**Your objective:** Whenever a line below holds the word "reforzar", copy that line.

**Records for the task:**
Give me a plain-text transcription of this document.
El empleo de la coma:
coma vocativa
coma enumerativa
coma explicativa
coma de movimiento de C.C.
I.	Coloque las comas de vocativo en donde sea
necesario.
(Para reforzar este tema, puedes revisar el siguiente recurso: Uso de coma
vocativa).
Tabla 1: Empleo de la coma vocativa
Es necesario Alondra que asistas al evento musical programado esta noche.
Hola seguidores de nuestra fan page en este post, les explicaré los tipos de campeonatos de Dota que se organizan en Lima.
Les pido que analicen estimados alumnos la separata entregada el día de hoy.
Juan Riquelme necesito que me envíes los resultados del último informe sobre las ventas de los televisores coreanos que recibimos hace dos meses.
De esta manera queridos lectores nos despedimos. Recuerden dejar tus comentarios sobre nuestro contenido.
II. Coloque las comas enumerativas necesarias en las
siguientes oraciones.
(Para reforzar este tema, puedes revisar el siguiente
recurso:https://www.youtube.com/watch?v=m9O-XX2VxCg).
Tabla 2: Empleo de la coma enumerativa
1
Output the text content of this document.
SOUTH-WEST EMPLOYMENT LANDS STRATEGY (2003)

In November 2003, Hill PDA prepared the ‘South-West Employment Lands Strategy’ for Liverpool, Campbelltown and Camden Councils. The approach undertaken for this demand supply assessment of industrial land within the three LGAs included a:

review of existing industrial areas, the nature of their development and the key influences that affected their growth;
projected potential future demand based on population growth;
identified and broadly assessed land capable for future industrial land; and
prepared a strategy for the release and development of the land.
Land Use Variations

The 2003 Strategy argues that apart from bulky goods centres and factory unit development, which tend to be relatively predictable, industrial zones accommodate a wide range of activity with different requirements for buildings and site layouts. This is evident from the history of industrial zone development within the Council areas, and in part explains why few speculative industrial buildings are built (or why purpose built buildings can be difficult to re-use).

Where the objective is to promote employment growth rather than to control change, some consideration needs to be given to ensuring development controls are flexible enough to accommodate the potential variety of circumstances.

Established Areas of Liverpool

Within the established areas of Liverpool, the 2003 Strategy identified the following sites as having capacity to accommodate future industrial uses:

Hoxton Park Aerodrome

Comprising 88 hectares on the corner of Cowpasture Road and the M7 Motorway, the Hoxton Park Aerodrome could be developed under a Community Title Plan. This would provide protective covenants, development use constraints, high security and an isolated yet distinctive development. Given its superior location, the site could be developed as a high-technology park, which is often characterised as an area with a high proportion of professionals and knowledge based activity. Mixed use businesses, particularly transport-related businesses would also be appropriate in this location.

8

**Answer to the exercise:**
(Para reforzar este tema, puedes revisar el siguiente recurso: Uso de coma
(Para reforzar este tema, puedes revisar el siguiente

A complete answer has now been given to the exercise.